*** Information supplied ***

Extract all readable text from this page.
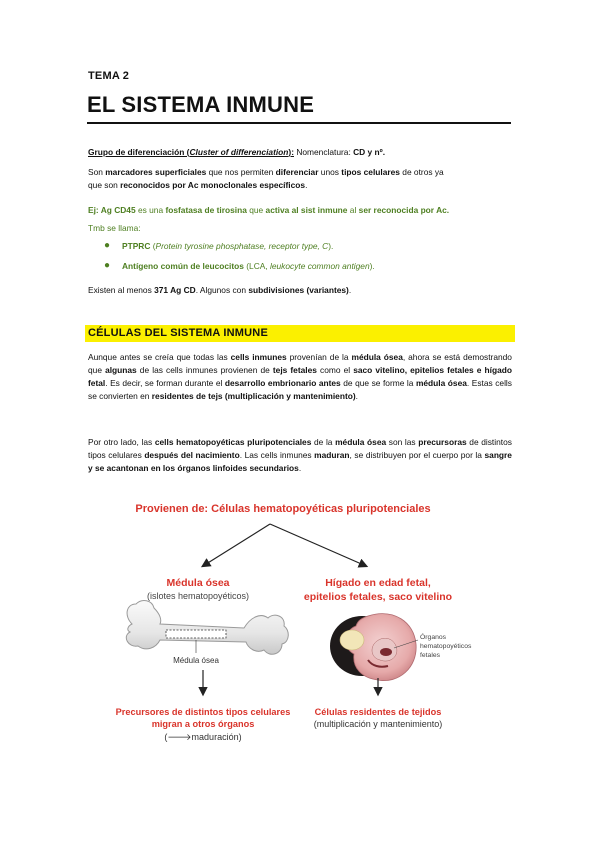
TEMA 2
EL SISTEMA INMUNE
Grupo de diferenciación (Cluster of differenciation): Nomenclatura: CD y nº.
Son marcadores superficiales que nos permiten diferenciar unos tipos celulares de otros ya
que son reconocidos por Ac monoclonales específicos.
Ej: Ag CD45 es una fosfatasa de tirosina que activa al sist inmune al ser reconocida por Ac.
Tmb se llama:
●	PTPRC (Protein tyrosine phosphatase, receptor type, C).
●	Antígeno común de leucocitos (LCA, leukocyte common antigen).
Existen al menos 371 Ag CD. Algunos con subdivisiones (variantes).
CÉLULAS DEL SISTEMA INMUNE
Aunque antes se creía que todas las cells inmunes provenían de la médula ósea, ahora se está demostrando que algunas de las cells inmunes provienen de tejs fetales como el saco vitelino, epitelios fetales e hígado fetal. Es decir, se forman durante el desarrollo embrionario antes de que se forme la médula ósea. Estas cells se convierten en residentes de tejs (multiplicación y mantenimiento).
Por otro lado, las cells hematopoyéticas pluripotenciales de la médula ósea son las precursoras de distintos tipos celulares después del nacimiento. Las cells inmunes maduran, se distribuyen por el cuerpo por la sangre y se acantonan en los órganos linfoides secundarios.
Provienen de: Células hematopoyéticas pluripotenciales
Médula ósea
(islotes hematopoyéticos)
Médula ósea
Precursores de distintos tipos celulares
migran a otros órganos
(🡒maduración)
Hígado en edad fetal,
epitelios fetales, saco vitelino
Órganos
hematopoyéticos
fetales
Células residentes de tejidos
(multiplicación y mantenimiento)
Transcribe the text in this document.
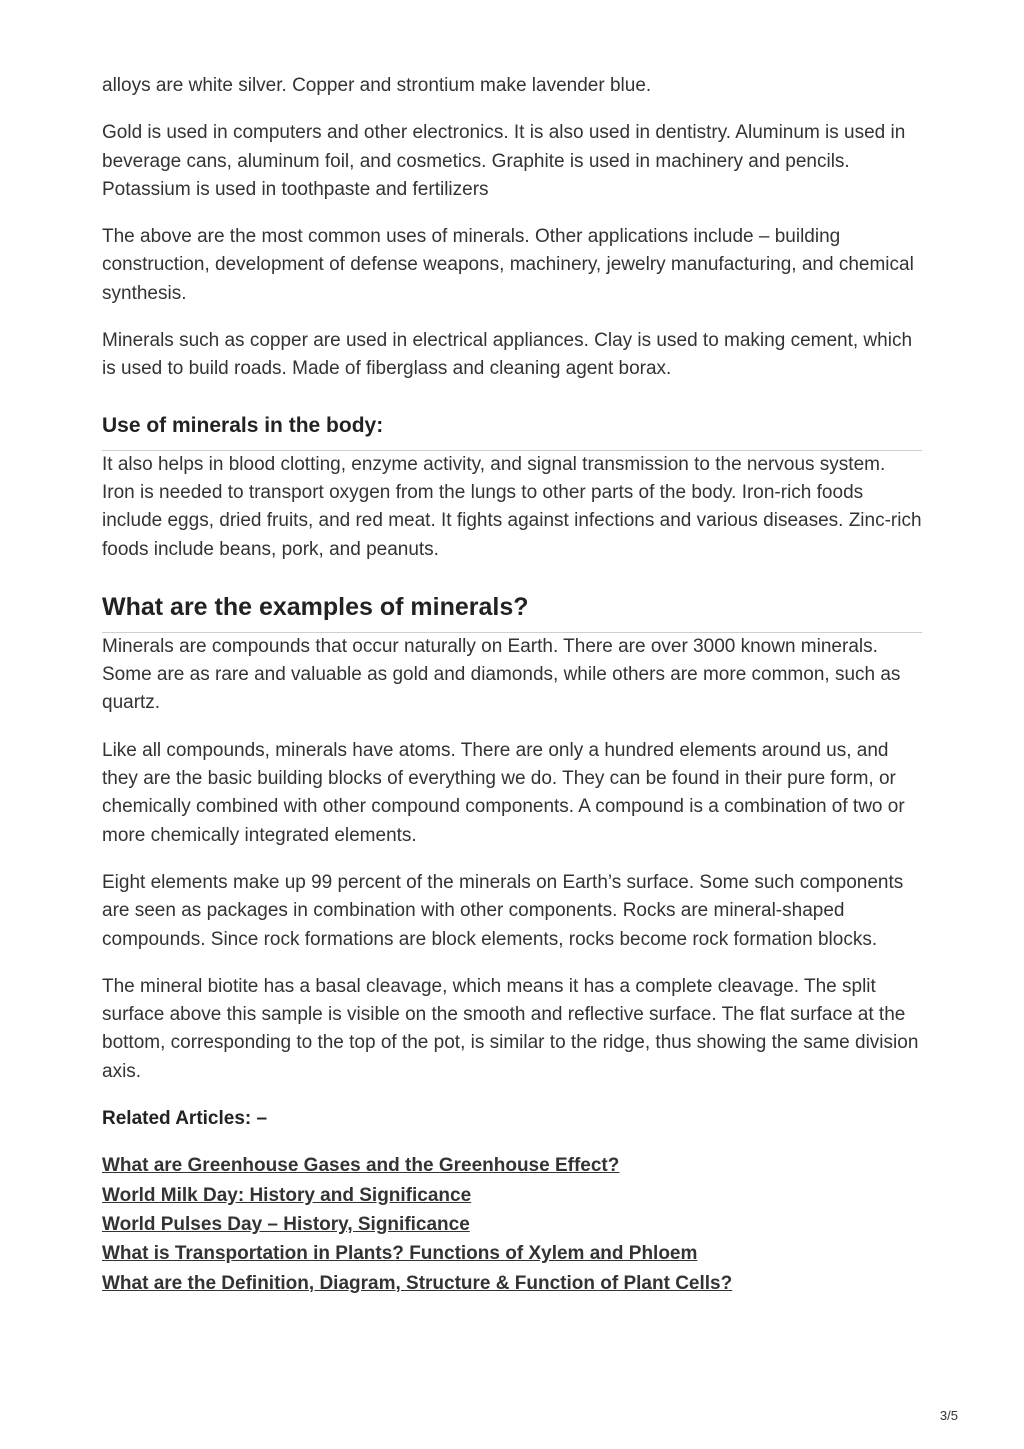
alloys are white silver. Copper and strontium make lavender blue.

Gold is used in computers and other electronics. It is also used in dentistry. Aluminum is used in beverage cans, aluminum foil, and cosmetics. Graphite is used in machinery and pencils. Potassium is used in toothpaste and fertilizers

The above are the most common uses of minerals. Other applications include – building construction, development of defense weapons, machinery, jewelry manufacturing, and chemical synthesis.

Minerals such as copper are used in electrical appliances. Clay is used to making cement, which is used to build roads. Made of fiberglass and cleaning agent borax.

Use of minerals in the body:

It also helps in blood clotting, enzyme activity, and signal transmission to the nervous system. Iron is needed to transport oxygen from the lungs to other parts of the body. Iron-rich foods include eggs, dried fruits, and red meat. It fights against infections and various diseases. Zinc-rich foods include beans, pork, and peanuts.

What are the examples of minerals?

Minerals are compounds that occur naturally on Earth. There are over 3000 known minerals. Some are as rare and valuable as gold and diamonds, while others are more common, such as quartz.

Like all compounds, minerals have atoms. There are only a hundred elements around us, and they are the basic building blocks of everything we do. They can be found in their pure form, or chemically combined with other compound components. A compound is a combination of two or more chemically integrated elements.

Eight elements make up 99 percent of the minerals on Earth’s surface. Some such components are seen as packages in combination with other components. Rocks are mineral-shaped compounds. Since rock formations are block elements, rocks become rock formation blocks.

The mineral biotite has a basal cleavage, which means it has a complete cleavage. The split surface above this sample is visible on the smooth and reflective surface. The flat surface at the bottom, corresponding to the top of the pot, is similar to the ridge, thus showing the same division axis.

Related Articles: –

What are Greenhouse Gases and the Greenhouse Effect?
World Milk Day: History and Significance
World Pulses Day – History, Significance
What is Transportation in Plants? Functions of Xylem and Phloem
What are the Definition, Diagram, Structure & Function of Plant Cells?
3/5
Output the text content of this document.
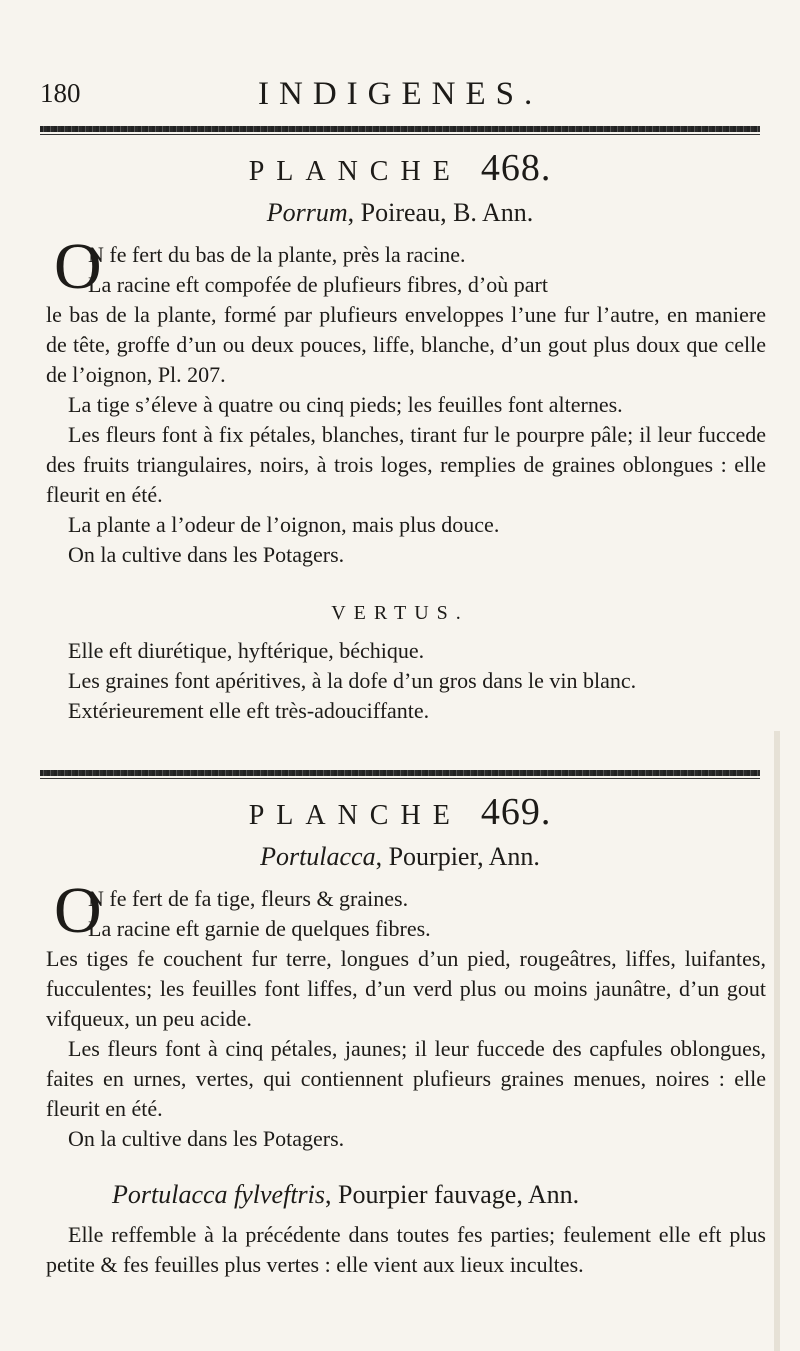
180	INDIGENES.
PLANCHE 468.
Porrum, Poireau, B. Ann.
O

N fe fert du bas de la plante, près la racine.

La racine eft compofée de plufieurs fibres, d’où part

le bas de la plante, formé par plufieurs enveloppes l’une fur l’autre, en maniere de tête, groffe d’un ou deux pouces, liffe, blanche, d’un gout plus doux que celle de l’oignon, Pl. 207.

La tige s’éleve à quatre ou cinq pieds; les feuilles font alternes.

Les fleurs font à fix pétales, blanches, tirant fur le pourpre pâle; il leur fuccede des fruits triangulaires, noirs, à trois loges, remplies de graines oblongues : elle fleurit en été.

La plante a l’odeur de l’oignon, mais plus douce.

On la cultive dans les Potagers.

VERTUS.

Elle eft diurétique, hyftérique, béchique.

Les graines font apéritives, à la dofe d’un gros dans le vin blanc.

Extérieurement elle eft très-adouciffante.

PLANCHE 469.
Portulacca, Pourpier, Ann.
O

N fe fert de fa tige, fleurs & graines.

La racine eft garnie de quelques fibres.

Les tiges fe couchent fur terre, longues d’un pied, rougeâtres, liffes, luifantes, fucculentes; les feuilles font liffes, d’un verd plus ou moins jaunâtre, d’un gout vifqueux, un peu acide.

Les fleurs font à cinq pétales, jaunes; il leur fuccede des capfules oblongues, faites en urnes, vertes, qui contiennent plufieurs graines menues, noires : elle fleurit en été.

On la cultive dans les Potagers.

Portulacca fylveftris, Pourpier fauvage, Ann.

Elle reffemble à la précédente dans toutes fes parties; feulement elle eft plus petite & fes feuilles plus vertes : elle vient aux lieux incultes.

*** End of Information supplied ***

Work item –
Filter the records above for "hematopoyéticos" and copy every matching line.

Answer to the exercise –
(islotes hematopoyéticos)
hematopoyéticos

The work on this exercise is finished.